WHAT YOU NEED TO DO » Print the listing below in its entirety, character for character.

MATERIAL PROVIDED »
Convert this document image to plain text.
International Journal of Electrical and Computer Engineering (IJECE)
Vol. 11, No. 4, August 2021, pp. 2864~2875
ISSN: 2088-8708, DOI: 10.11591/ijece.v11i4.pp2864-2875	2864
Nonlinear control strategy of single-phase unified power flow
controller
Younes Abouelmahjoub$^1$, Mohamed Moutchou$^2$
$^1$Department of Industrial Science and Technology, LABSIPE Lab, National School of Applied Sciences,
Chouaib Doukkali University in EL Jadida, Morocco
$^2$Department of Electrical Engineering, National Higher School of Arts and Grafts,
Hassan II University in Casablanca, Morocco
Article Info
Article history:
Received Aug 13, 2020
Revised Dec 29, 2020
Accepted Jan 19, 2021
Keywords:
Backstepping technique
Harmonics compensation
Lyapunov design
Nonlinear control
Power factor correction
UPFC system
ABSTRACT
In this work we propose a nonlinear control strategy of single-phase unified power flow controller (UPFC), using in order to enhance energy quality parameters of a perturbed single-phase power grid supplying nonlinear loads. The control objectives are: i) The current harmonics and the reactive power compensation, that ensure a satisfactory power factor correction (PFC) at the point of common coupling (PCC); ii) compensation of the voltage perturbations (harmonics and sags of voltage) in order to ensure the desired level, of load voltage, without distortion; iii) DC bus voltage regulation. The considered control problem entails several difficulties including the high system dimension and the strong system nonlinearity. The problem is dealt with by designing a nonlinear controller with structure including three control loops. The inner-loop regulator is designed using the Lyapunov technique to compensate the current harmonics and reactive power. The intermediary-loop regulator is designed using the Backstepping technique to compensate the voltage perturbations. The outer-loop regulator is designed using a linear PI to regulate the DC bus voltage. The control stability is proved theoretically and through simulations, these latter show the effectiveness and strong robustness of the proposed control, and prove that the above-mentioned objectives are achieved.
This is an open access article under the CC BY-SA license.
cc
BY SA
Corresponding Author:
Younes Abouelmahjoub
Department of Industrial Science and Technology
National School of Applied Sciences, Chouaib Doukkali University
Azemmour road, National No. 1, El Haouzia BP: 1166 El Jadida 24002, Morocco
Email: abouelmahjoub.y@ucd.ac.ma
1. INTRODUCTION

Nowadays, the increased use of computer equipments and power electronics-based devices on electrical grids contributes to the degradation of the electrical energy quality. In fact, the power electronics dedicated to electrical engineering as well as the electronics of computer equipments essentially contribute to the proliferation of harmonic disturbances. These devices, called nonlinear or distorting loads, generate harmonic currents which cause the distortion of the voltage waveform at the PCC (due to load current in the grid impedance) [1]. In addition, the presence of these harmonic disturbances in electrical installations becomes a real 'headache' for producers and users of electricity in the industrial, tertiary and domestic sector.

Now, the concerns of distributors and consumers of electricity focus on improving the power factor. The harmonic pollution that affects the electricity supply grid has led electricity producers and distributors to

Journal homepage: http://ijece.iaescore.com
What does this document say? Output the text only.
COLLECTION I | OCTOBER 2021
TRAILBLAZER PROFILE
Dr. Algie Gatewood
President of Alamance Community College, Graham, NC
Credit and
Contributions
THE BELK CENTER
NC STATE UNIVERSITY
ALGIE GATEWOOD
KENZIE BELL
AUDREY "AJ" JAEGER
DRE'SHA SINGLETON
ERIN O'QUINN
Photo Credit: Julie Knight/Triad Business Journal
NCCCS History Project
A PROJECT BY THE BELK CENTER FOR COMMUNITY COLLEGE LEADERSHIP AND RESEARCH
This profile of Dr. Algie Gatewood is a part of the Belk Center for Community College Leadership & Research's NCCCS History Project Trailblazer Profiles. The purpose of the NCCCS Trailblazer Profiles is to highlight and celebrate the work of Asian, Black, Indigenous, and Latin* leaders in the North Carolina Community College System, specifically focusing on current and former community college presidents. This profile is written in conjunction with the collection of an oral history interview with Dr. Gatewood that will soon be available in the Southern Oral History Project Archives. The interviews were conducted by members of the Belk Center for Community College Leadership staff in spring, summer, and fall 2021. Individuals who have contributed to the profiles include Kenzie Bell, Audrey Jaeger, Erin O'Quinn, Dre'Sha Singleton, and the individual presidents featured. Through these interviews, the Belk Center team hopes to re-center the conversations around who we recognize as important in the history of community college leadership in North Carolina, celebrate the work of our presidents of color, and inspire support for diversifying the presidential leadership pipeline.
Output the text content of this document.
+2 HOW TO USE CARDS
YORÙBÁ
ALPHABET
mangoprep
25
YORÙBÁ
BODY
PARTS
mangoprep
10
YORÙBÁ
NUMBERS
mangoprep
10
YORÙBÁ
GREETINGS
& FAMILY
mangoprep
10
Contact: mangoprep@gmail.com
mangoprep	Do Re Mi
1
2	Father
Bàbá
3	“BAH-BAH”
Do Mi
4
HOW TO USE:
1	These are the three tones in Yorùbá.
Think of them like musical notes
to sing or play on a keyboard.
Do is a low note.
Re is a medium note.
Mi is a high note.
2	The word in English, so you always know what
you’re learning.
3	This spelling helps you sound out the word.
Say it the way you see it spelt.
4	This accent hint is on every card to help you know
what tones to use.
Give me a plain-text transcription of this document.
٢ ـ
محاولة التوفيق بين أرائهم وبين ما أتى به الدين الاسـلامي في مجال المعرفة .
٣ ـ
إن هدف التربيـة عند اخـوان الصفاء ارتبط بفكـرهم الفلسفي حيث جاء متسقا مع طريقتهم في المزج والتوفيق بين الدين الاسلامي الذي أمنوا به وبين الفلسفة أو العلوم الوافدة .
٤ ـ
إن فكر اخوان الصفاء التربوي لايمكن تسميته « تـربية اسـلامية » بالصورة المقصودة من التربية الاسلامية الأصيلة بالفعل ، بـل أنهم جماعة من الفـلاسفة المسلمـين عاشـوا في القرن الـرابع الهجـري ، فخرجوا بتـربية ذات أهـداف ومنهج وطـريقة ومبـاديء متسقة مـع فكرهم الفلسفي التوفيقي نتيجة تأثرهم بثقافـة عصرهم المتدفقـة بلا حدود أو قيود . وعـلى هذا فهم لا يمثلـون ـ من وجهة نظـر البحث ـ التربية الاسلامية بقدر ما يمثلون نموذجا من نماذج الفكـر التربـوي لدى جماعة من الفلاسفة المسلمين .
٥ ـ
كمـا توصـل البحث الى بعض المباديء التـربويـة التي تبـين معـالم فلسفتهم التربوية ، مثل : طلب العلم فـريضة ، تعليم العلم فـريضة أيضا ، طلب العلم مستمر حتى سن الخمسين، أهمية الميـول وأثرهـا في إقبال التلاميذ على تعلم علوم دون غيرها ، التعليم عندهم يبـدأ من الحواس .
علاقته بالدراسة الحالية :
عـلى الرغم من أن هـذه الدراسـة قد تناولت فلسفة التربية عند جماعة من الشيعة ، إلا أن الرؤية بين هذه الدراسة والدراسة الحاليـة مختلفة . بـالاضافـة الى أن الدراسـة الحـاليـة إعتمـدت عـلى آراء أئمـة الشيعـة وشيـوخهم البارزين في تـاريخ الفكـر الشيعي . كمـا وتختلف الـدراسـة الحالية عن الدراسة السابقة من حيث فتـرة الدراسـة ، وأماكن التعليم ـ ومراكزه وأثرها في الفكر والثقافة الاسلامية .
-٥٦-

EXERCISE SOLUTION »
Convert this document image to plain text.
International Journal of Electrical and Computer Engineering (IJECE)
Vol. 11, No. 4, August 2021, pp. 2864~2875
ISSN: 2088-8708, DOI: 10.11591/ijece.v11i4.pp2864-2875	2864
Nonlinear control strategy of single-phase unified power flow
controller
Younes Abouelmahjoub$^1$, Mohamed Moutchou$^2$
$^1$Department of Industrial Science and Technology, LABSIPE Lab, National School of Applied Sciences,
Chouaib Doukkali University in EL Jadida, Morocco
$^2$Department of Electrical Engineering, National Higher School of Arts and Grafts,
Hassan II University in Casablanca, Morocco
Article Info
Article history:
Received Aug 13, 2020
Revised Dec 29, 2020
Accepted Jan 19, 2021
Keywords:
Backstepping technique
Harmonics compensation
Lyapunov design
Nonlinear control
Power factor correction
UPFC system
ABSTRACT
In this work we propose a nonlinear control strategy of single-phase unified power flow controller (UPFC), using in order to enhance energy quality parameters of a perturbed single-phase power grid supplying nonlinear loads. The control objectives are: i) The current harmonics and the reactive power compensation, that ensure a satisfactory power factor correction (PFC) at the point of common coupling (PCC); ii) compensation of the voltage perturbations (harmonics and sags of voltage) in order to ensure the desired level, of load voltage, without distortion; iii) DC bus voltage regulation. The considered control problem entails several difficulties including the high system dimension and the strong system nonlinearity. The problem is dealt with by designing a nonlinear controller with structure including three control loops. The inner-loop regulator is designed using the Lyapunov technique to compensate the current harmonics and reactive power. The intermediary-loop regulator is designed using the Backstepping technique to compensate the voltage perturbations. The outer-loop regulator is designed using a linear PI to regulate the DC bus voltage. The control stability is proved theoretically and through simulations, these latter show the effectiveness and strong robustness of the proposed control, and prove that the above-mentioned objectives are achieved.
This is an open access article under the CC BY-SA license.
cc
BY SA
Corresponding Author:
Younes Abouelmahjoub
Department of Industrial Science and Technology
National School of Applied Sciences, Chouaib Doukkali University
Azemmour road, National No. 1, El Haouzia BP: 1166 El Jadida 24002, Morocco
Email: abouelmahjoub.y@ucd.ac.ma
1. INTRODUCTION

Nowadays, the increased use of computer equipments and power electronics-based devices on electrical grids contributes to the degradation of the electrical energy quality. In fact, the power electronics dedicated to electrical engineering as well as the electronics of computer equipments essentially contribute to the proliferation of harmonic disturbances. These devices, called nonlinear or distorting loads, generate harmonic currents which cause the distortion of the voltage waveform at the PCC (due to load current in the grid impedance) [1]. In addition, the presence of these harmonic disturbances in electrical installations becomes a real 'headache' for producers and users of electricity in the industrial, tertiary and domestic sector.

Now, the concerns of distributors and consumers of electricity focus on improving the power factor. The harmonic pollution that affects the electricity supply grid has led electricity producers and distributors to

Journal homepage: http://ijece.iaescore.com
What does this document say? Output the text only.
COLLECTION I | OCTOBER 2021
TRAILBLAZER PROFILE
Dr. Algie Gatewood
President of Alamance Community College, Graham, NC
Credit and
Contributions
THE BELK CENTER
NC STATE UNIVERSITY
ALGIE GATEWOOD
KENZIE BELL
AUDREY "AJ" JAEGER
DRE'SHA SINGLETON
ERIN O'QUINN
Photo Credit: Julie Knight/Triad Business Journal
NCCCS History Project
A PROJECT BY THE BELK CENTER FOR COMMUNITY COLLEGE LEADERSHIP AND RESEARCH
This profile of Dr. Algie Gatewood is a part of the Belk Center for Community College Leadership & Research's NCCCS History Project Trailblazer Profiles. The purpose of the NCCCS Trailblazer Profiles is to highlight and celebrate the work of Asian, Black, Indigenous, and Latin* leaders in the North Carolina Community College System, specifically focusing on current and former community college presidents. This profile is written in conjunction with the collection of an oral history interview with Dr. Gatewood that will soon be available in the Southern Oral History Project Archives. The interviews were conducted by members of the Belk Center for Community College Leadership staff in spring, summer, and fall 2021. Individuals who have contributed to the profiles include Kenzie Bell, Audrey Jaeger, Erin O'Quinn, Dre'Sha Singleton, and the individual presidents featured. Through these interviews, the Belk Center team hopes to re-center the conversations around who we recognize as important in the history of community college leadership in North Carolina, celebrate the work of our presidents of color, and inspire support for diversifying the presidential leadership pipeline.
Output the text content of this document.
+2 HOW TO USE CARDS
YORÙBÁ
ALPHABET
mangoprep
25
YORÙBÁ
BODY
PARTS
mangoprep
10
YORÙBÁ
NUMBERS
mangoprep
10
YORÙBÁ
GREETINGS
& FAMILY
mangoprep
10
Contact: mangoprep@gmail.com
mangoprep	Do Re Mi
1
2	Father
Bàbá
3	“BAH-BAH”
Do Mi
4
HOW TO USE:
1	These are the three tones in Yorùbá.
Think of them like musical notes
to sing or play on a keyboard.
Do is a low note.
Re is a medium note.
Mi is a high note.
2	The word in English, so you always know what
you’re learning.
3	This spelling helps you sound out the word.
Say it the way you see it spelt.
4	This accent hint is on every card to help you know
what tones to use.
Give me a plain-text transcription of this document.
٢ ـ
محاولة التوفيق بين أرائهم وبين ما أتى به الدين الاسـلامي في مجال المعرفة .
٣ ـ
إن هدف التربيـة عند اخـوان الصفاء ارتبط بفكـرهم الفلسفي حيث جاء متسقا مع طريقتهم في المزج والتوفيق بين الدين الاسلامي الذي أمنوا به وبين الفلسفة أو العلوم الوافدة .
٤ ـ
إن فكر اخوان الصفاء التربوي لايمكن تسميته « تـربية اسـلامية » بالصورة المقصودة من التربية الاسلامية الأصيلة بالفعل ، بـل أنهم جماعة من الفـلاسفة المسلمـين عاشـوا في القرن الـرابع الهجـري ، فخرجوا بتـربية ذات أهـداف ومنهج وطـريقة ومبـاديء متسقة مـع فكرهم الفلسفي التوفيقي نتيجة تأثرهم بثقافـة عصرهم المتدفقـة بلا حدود أو قيود . وعـلى هذا فهم لا يمثلـون ـ من وجهة نظـر البحث ـ التربية الاسلامية بقدر ما يمثلون نموذجا من نماذج الفكـر التربـوي لدى جماعة من الفلاسفة المسلمين .
٥ ـ
كمـا توصـل البحث الى بعض المباديء التـربويـة التي تبـين معـالم فلسفتهم التربوية ، مثل : طلب العلم فـريضة ، تعليم العلم فـريضة أيضا ، طلب العلم مستمر حتى سن الخمسين، أهمية الميـول وأثرهـا في إقبال التلاميذ على تعلم علوم دون غيرها ، التعليم عندهم يبـدأ من الحواس .
علاقته بالدراسة الحالية :
عـلى الرغم من أن هـذه الدراسـة قد تناولت فلسفة التربية عند جماعة من الشيعة ، إلا أن الرؤية بين هذه الدراسة والدراسة الحاليـة مختلفة . بـالاضافـة الى أن الدراسـة الحـاليـة إعتمـدت عـلى آراء أئمـة الشيعـة وشيـوخهم البارزين في تـاريخ الفكـر الشيعي . كمـا وتختلف الـدراسـة الحالية عن الدراسة السابقة من حيث فتـرة الدراسـة ، وأماكن التعليم ـ ومراكزه وأثرها في الفكر والثقافة الاسلامية .
-٥٦-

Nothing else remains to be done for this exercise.